───── RECORDS TO PROCESS

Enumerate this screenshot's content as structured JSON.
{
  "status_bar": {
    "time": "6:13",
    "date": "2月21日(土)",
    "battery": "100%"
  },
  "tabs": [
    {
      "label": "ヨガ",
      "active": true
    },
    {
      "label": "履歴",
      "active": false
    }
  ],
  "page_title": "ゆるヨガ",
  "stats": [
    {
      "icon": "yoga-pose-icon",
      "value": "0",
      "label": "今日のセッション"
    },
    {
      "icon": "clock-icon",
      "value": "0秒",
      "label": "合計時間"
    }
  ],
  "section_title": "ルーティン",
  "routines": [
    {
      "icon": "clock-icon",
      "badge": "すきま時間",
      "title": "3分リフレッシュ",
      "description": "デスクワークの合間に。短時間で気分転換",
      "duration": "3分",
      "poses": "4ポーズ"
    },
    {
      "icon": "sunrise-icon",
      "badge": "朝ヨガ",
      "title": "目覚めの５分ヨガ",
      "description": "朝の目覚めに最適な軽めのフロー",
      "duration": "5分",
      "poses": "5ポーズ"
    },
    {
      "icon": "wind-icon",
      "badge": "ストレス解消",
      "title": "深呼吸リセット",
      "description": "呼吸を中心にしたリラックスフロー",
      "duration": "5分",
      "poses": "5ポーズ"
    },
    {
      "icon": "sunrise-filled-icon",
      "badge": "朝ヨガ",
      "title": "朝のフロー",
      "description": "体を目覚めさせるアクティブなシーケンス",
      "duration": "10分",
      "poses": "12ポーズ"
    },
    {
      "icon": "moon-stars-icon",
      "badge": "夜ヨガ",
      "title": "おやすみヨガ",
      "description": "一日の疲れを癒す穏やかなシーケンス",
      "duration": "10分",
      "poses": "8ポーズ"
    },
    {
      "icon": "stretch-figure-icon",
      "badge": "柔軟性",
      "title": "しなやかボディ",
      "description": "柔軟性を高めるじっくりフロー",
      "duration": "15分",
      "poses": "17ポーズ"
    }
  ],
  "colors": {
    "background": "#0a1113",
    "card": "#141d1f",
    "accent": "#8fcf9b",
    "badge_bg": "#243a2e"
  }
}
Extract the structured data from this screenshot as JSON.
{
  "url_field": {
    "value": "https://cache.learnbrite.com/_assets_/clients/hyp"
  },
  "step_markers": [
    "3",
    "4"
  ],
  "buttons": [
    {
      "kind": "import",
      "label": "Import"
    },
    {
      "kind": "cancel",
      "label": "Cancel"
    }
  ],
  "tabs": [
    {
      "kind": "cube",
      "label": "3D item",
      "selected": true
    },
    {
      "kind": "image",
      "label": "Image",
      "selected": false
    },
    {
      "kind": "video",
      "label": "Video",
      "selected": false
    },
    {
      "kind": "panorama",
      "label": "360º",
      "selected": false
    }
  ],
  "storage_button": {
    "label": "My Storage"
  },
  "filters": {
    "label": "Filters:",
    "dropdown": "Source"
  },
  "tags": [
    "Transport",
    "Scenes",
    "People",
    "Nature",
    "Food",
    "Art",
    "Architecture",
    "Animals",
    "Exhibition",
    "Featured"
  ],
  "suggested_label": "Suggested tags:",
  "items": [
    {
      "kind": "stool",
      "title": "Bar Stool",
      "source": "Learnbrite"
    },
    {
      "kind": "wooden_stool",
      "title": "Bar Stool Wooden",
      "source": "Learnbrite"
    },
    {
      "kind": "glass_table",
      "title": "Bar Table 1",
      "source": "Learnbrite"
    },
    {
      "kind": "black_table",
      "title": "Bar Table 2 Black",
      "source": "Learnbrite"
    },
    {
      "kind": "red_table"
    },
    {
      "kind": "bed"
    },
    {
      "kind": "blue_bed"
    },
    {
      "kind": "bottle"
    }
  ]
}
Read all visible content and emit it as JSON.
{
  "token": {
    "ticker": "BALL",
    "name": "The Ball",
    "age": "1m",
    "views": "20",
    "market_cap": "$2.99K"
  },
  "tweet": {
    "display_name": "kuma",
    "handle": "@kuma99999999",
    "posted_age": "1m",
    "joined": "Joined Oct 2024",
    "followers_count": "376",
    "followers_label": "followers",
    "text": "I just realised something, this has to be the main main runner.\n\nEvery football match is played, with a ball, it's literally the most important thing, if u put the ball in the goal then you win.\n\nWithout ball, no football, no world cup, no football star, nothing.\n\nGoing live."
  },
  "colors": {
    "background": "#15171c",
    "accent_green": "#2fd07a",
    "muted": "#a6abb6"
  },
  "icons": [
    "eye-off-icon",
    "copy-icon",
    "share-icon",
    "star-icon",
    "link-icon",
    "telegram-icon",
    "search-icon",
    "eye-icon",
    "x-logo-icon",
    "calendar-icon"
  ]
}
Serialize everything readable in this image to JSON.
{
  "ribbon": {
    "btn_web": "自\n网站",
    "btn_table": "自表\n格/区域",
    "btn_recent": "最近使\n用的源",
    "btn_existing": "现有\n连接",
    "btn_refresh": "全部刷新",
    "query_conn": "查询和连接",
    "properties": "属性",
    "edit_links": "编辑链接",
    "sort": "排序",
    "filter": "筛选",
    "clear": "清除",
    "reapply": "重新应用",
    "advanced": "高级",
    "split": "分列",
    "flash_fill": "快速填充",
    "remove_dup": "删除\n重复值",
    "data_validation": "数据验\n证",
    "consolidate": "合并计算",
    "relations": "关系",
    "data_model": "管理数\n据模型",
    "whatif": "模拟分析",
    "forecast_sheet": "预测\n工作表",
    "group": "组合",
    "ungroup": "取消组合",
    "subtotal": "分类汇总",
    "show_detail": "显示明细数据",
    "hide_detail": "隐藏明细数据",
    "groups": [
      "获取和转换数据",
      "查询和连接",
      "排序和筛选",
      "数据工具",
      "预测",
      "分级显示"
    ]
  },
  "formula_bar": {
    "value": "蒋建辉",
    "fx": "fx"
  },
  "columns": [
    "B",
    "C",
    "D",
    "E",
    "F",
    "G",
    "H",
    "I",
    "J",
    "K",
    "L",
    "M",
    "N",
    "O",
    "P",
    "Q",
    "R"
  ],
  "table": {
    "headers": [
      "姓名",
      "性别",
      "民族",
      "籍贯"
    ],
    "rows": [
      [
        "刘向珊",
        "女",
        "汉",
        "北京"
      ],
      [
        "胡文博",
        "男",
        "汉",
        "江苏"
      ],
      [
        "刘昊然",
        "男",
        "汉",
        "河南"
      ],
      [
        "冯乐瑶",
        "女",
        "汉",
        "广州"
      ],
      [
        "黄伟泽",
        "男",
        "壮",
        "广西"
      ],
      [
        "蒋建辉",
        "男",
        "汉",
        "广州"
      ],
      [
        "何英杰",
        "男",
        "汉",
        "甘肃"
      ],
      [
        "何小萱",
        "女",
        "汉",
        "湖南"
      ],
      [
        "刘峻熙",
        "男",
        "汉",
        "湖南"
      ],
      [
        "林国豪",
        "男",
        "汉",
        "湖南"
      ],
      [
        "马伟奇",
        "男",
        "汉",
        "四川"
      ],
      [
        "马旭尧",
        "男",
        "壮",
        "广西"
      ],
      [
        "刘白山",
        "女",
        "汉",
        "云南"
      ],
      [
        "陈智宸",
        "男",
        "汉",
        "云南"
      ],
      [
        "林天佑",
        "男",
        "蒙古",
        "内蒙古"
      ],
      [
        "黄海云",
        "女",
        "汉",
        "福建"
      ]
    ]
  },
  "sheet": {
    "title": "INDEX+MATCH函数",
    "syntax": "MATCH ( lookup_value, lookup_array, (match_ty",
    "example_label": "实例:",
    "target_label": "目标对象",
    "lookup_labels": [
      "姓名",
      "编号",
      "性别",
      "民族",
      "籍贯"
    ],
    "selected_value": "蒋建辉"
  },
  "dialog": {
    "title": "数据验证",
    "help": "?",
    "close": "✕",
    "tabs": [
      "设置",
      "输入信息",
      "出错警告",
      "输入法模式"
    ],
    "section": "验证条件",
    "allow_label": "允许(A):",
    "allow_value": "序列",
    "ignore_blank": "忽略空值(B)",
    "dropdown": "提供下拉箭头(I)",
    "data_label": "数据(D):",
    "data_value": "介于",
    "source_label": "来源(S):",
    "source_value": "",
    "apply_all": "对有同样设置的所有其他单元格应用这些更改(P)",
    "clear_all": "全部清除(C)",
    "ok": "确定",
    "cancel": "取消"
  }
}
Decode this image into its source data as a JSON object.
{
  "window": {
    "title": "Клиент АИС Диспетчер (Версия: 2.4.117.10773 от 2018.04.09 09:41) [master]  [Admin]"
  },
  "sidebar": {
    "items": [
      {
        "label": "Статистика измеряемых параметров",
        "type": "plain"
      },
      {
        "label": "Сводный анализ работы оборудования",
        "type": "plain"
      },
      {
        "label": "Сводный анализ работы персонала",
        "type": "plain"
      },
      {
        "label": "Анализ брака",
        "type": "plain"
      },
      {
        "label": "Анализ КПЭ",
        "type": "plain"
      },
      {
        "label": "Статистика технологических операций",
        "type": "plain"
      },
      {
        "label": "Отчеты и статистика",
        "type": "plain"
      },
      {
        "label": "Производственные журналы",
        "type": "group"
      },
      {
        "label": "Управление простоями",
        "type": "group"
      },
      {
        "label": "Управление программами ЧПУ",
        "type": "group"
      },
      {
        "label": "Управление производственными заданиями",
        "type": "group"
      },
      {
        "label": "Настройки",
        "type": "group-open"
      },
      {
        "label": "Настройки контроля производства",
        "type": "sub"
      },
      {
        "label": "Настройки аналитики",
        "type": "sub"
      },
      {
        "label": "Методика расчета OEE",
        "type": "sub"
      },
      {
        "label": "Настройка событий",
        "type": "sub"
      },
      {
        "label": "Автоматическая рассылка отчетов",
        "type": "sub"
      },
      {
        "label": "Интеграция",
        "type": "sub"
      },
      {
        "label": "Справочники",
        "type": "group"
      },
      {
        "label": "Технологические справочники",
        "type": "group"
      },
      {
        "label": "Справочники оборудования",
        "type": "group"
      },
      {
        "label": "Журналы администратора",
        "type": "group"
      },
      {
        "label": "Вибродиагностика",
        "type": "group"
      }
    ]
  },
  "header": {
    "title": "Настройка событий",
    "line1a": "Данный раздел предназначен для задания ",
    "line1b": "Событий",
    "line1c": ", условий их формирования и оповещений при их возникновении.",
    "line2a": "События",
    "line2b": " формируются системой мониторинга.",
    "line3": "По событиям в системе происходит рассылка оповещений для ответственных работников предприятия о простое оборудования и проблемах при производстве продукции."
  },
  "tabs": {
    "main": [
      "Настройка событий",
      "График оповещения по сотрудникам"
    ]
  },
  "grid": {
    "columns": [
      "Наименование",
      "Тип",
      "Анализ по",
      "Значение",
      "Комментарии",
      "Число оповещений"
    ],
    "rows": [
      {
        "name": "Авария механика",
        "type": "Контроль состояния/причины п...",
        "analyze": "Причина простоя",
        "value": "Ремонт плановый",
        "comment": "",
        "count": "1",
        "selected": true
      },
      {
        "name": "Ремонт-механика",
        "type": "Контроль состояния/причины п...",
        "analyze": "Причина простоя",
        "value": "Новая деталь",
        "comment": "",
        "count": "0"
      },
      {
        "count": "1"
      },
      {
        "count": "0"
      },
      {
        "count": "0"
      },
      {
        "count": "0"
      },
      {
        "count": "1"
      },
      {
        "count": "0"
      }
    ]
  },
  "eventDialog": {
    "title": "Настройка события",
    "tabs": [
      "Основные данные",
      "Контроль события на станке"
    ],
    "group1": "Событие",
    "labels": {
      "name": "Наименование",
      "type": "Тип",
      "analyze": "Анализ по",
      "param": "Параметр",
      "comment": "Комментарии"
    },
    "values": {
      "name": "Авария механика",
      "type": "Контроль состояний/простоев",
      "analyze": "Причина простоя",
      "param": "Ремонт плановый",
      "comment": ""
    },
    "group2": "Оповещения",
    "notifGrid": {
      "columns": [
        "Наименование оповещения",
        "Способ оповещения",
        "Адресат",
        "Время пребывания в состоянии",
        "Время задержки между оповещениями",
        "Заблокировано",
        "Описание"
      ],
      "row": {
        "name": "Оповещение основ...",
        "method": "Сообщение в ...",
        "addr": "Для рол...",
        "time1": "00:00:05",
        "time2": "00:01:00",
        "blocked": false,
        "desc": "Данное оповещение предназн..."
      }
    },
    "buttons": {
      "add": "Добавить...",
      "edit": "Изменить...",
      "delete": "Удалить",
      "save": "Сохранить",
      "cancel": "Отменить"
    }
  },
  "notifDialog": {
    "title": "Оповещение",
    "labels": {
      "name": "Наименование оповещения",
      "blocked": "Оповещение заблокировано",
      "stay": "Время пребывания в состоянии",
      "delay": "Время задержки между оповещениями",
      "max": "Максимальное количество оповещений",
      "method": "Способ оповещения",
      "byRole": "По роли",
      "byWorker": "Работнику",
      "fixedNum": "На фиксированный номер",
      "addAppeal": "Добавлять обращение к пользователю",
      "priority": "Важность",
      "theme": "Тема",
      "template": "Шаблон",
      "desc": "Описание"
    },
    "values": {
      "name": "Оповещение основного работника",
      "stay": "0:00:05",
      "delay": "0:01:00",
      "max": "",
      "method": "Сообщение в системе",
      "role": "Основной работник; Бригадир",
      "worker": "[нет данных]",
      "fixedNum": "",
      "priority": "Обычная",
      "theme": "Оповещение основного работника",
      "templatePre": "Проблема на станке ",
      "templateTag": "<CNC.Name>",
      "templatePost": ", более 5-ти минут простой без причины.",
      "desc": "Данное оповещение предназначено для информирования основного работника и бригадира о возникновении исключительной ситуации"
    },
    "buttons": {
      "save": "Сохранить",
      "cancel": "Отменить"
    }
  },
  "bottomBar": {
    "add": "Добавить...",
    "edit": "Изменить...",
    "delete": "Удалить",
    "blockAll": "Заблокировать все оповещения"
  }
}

──────────

Search the lines above for the string "screenshot" and copy each line that has it.

Enumerate this screenshot's content as structured JSON.
Extract the structured data from this screenshot as JSON.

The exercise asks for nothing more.